### Provided data
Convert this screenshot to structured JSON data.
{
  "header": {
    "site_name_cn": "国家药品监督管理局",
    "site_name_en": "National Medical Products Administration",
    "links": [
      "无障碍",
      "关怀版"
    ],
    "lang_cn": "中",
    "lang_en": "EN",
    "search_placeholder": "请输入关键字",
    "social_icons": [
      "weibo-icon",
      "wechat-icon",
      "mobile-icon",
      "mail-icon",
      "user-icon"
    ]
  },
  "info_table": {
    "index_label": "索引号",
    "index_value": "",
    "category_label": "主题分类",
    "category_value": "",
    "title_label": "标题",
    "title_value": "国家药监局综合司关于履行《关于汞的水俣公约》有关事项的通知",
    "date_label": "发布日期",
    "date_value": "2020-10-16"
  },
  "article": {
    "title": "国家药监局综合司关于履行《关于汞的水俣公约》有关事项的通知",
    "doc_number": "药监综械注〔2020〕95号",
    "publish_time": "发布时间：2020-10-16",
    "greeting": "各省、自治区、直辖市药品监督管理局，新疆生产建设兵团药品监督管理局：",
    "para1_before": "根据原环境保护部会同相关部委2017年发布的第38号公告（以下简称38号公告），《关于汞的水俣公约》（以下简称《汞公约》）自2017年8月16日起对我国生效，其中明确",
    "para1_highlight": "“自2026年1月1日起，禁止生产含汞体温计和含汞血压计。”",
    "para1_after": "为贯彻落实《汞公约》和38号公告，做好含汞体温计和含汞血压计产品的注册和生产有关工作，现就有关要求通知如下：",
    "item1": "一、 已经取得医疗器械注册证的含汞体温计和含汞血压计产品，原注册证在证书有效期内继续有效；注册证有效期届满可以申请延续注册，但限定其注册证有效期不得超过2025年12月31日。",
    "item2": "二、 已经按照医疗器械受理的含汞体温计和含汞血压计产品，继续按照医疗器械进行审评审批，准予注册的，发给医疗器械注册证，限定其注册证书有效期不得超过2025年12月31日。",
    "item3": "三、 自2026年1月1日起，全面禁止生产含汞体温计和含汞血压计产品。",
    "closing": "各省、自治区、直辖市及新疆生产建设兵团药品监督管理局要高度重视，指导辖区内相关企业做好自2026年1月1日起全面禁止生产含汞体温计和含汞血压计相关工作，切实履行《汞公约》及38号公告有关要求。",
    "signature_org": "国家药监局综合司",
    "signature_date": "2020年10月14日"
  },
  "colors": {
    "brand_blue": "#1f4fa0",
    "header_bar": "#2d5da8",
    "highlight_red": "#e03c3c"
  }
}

### Instructions to follow
Transcribe the material above word for word.

### Exercise output
Convert this screenshot to structured JSON data.
{
  "header": {
    "site_name_cn": "国家药品监督管理局",
    "site_name_en": "National Medical Products Administration",
    "links": [
      "无障碍",
      "关怀版"
    ],
    "lang_cn": "中",
    "lang_en": "EN",
    "search_placeholder": "请输入关键字",
    "social_icons": [
      "weibo-icon",
      "wechat-icon",
      "mobile-icon",
      "mail-icon",
      "user-icon"
    ]
  },
  "info_table": {
    "index_label": "索引号",
    "index_value": "",
    "category_label": "主题分类",
    "category_value": "",
    "title_label": "标题",
    "title_value": "国家药监局综合司关于履行《关于汞的水俣公约》有关事项的通知",
    "date_label": "发布日期",
    "date_value": "2020-10-16"
  },
  "article": {
    "title": "国家药监局综合司关于履行《关于汞的水俣公约》有关事项的通知",
    "doc_number": "药监综械注〔2020〕95号",
    "publish_time": "发布时间：2020-10-16",
    "greeting": "各省、自治区、直辖市药品监督管理局，新疆生产建设兵团药品监督管理局：",
    "para1_before": "根据原环境保护部会同相关部委2017年发布的第38号公告（以下简称38号公告），《关于汞的水俣公约》（以下简称《汞公约》）自2017年8月16日起对我国生效，其中明确",
    "para1_highlight": "“自2026年1月1日起，禁止生产含汞体温计和含汞血压计。”",
    "para1_after": "为贯彻落实《汞公约》和38号公告，做好含汞体温计和含汞血压计产品的注册和生产有关工作，现就有关要求通知如下：",
    "item1": "一、 已经取得医疗器械注册证的含汞体温计和含汞血压计产品，原注册证在证书有效期内继续有效；注册证有效期届满可以申请延续注册，但限定其注册证有效期不得超过2025年12月31日。",
    "item2": "二、 已经按照医疗器械受理的含汞体温计和含汞血压计产品，继续按照医疗器械进行审评审批，准予注册的，发给医疗器械注册证，限定其注册证书有效期不得超过2025年12月31日。",
    "item3": "三、 自2026年1月1日起，全面禁止生产含汞体温计和含汞血压计产品。",
    "closing": "各省、自治区、直辖市及新疆生产建设兵团药品监督管理局要高度重视，指导辖区内相关企业做好自2026年1月1日起全面禁止生产含汞体温计和含汞血压计相关工作，切实履行《汞公约》及38号公告有关要求。",
    "signature_org": "国家药监局综合司",
    "signature_date": "2020年10月14日"
  },
  "colors": {
    "brand_blue": "#1f4fa0",
    "header_bar": "#2d5da8",
    "highlight_red": "#e03c3c"
  }
}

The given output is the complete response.